---- SUPPLIED ENTRIES
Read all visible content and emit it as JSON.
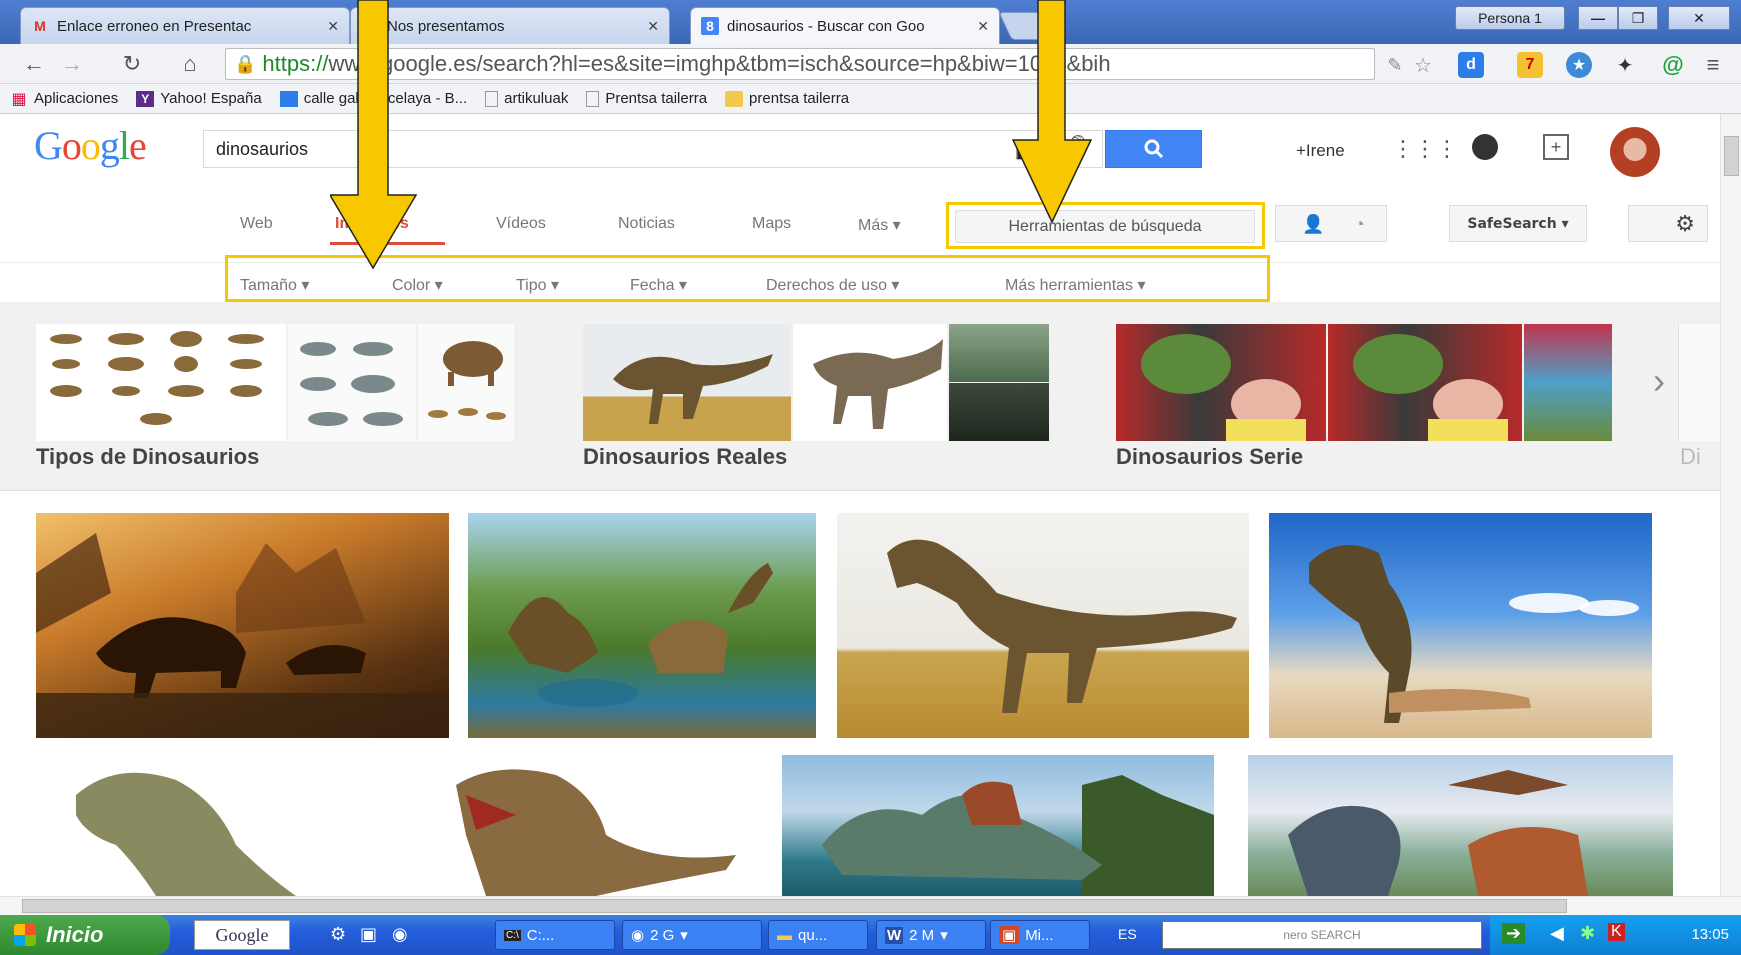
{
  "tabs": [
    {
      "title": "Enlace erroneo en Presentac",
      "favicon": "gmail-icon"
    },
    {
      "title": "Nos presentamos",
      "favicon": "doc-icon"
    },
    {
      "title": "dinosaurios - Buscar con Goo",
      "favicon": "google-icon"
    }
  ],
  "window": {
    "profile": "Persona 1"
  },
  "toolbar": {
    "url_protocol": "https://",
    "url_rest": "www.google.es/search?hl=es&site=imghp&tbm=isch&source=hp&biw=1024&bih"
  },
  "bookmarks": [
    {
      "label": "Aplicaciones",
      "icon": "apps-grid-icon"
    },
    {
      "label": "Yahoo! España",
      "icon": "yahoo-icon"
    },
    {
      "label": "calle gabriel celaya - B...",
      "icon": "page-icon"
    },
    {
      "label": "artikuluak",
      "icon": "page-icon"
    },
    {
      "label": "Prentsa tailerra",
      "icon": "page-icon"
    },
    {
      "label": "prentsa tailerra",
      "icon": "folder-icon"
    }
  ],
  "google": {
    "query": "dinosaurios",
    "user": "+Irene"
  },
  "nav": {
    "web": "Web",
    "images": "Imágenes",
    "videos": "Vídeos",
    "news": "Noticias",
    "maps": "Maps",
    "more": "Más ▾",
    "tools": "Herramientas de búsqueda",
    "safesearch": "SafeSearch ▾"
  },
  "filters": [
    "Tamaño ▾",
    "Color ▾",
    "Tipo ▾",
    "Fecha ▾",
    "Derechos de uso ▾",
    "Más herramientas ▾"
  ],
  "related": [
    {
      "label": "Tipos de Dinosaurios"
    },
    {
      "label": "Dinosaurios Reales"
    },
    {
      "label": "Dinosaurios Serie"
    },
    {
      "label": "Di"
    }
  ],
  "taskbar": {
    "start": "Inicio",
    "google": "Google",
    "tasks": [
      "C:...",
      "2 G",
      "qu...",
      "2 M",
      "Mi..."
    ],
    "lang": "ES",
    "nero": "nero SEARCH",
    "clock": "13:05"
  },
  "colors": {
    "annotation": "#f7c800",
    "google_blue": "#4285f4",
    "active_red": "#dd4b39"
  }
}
--------
---- SUPPLIED ENTRIES
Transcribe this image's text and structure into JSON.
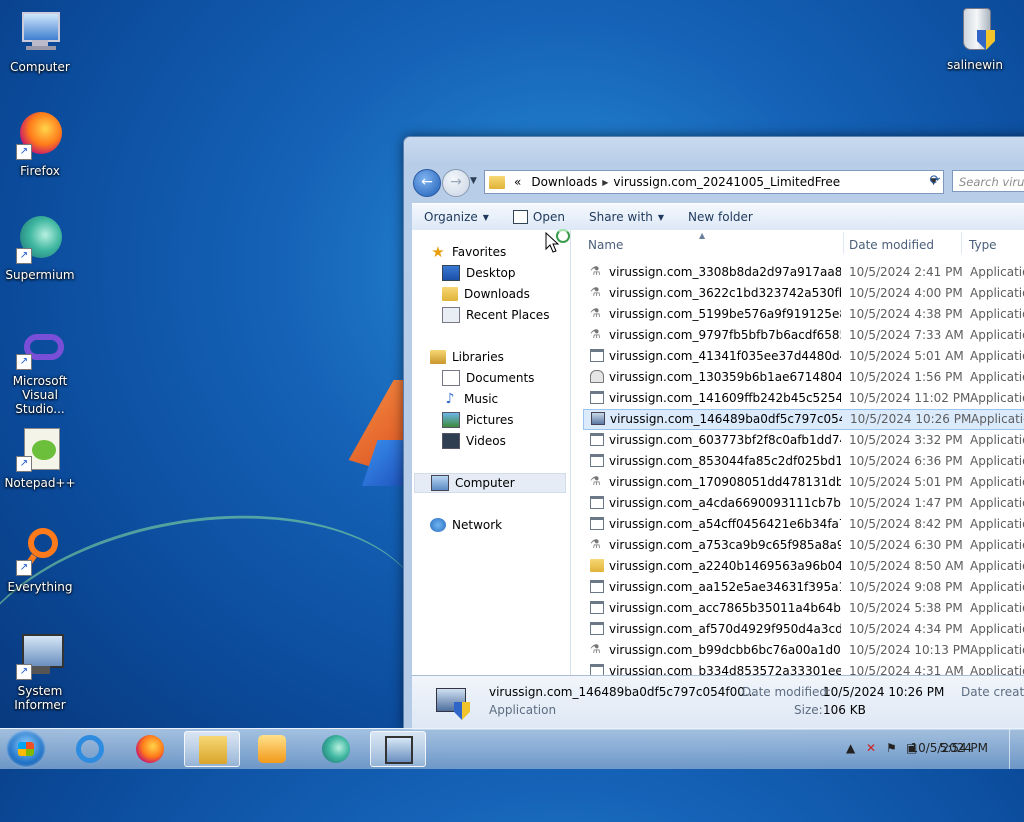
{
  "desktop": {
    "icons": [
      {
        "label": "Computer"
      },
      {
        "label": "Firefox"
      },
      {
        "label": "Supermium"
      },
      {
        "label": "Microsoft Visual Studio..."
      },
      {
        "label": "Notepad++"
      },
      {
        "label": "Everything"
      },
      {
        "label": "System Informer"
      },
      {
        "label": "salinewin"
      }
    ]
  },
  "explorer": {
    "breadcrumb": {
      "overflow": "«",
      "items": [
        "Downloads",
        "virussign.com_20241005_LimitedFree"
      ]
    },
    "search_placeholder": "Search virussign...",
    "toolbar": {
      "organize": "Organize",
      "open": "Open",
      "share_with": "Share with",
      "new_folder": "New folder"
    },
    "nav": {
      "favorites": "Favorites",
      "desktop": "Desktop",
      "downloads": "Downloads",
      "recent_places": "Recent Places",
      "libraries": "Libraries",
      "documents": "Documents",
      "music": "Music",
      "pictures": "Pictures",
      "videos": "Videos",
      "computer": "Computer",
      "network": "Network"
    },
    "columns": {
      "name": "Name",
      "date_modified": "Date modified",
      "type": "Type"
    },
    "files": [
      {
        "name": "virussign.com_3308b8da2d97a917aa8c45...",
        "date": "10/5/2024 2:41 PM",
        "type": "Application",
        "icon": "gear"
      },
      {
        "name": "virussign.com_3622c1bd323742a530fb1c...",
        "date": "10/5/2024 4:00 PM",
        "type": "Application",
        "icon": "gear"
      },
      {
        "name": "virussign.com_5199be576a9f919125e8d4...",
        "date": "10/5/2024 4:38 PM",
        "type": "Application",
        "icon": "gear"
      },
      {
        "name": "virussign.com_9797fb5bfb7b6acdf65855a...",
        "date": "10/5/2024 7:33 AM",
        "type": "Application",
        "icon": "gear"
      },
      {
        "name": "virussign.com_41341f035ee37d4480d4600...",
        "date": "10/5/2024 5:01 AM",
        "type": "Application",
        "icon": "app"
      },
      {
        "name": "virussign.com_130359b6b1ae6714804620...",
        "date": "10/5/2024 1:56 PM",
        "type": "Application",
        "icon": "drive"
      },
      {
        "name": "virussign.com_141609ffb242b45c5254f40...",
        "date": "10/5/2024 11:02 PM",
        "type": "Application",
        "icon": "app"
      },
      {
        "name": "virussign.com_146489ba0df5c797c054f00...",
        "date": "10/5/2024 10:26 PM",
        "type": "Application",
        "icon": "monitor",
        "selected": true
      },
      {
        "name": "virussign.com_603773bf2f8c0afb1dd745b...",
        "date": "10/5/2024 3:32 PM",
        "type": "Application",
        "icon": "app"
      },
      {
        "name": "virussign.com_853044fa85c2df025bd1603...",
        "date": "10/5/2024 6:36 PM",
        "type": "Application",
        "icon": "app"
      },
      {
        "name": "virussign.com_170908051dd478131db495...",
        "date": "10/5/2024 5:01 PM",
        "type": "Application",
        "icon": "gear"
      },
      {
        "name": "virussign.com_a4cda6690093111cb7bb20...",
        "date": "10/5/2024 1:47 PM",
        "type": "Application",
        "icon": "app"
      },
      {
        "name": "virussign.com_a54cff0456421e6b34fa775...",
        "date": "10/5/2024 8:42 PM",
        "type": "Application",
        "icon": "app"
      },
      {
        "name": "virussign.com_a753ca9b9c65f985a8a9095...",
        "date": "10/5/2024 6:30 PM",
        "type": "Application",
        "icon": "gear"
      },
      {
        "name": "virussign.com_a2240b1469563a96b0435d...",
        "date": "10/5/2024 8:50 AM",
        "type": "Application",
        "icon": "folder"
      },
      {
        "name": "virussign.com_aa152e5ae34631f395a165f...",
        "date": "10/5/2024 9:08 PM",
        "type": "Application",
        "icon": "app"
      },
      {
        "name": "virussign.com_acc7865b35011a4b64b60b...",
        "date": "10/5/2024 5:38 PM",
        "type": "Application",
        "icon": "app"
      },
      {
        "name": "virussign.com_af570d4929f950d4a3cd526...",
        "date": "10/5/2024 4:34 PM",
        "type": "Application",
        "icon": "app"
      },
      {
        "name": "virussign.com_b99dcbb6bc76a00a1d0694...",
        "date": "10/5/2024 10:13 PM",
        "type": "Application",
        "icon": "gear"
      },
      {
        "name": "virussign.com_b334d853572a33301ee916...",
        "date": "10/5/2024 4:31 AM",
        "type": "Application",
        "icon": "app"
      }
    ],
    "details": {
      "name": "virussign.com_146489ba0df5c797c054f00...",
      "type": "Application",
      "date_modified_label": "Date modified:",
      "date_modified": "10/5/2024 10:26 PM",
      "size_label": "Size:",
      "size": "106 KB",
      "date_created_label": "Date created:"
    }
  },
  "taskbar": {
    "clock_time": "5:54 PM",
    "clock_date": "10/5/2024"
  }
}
--------
▶ [TASK TO COMPLETE] From the listing, tally every line with the word "favicon" in it and give only the tally.

▶ [EXERCISE OUTPUT] 3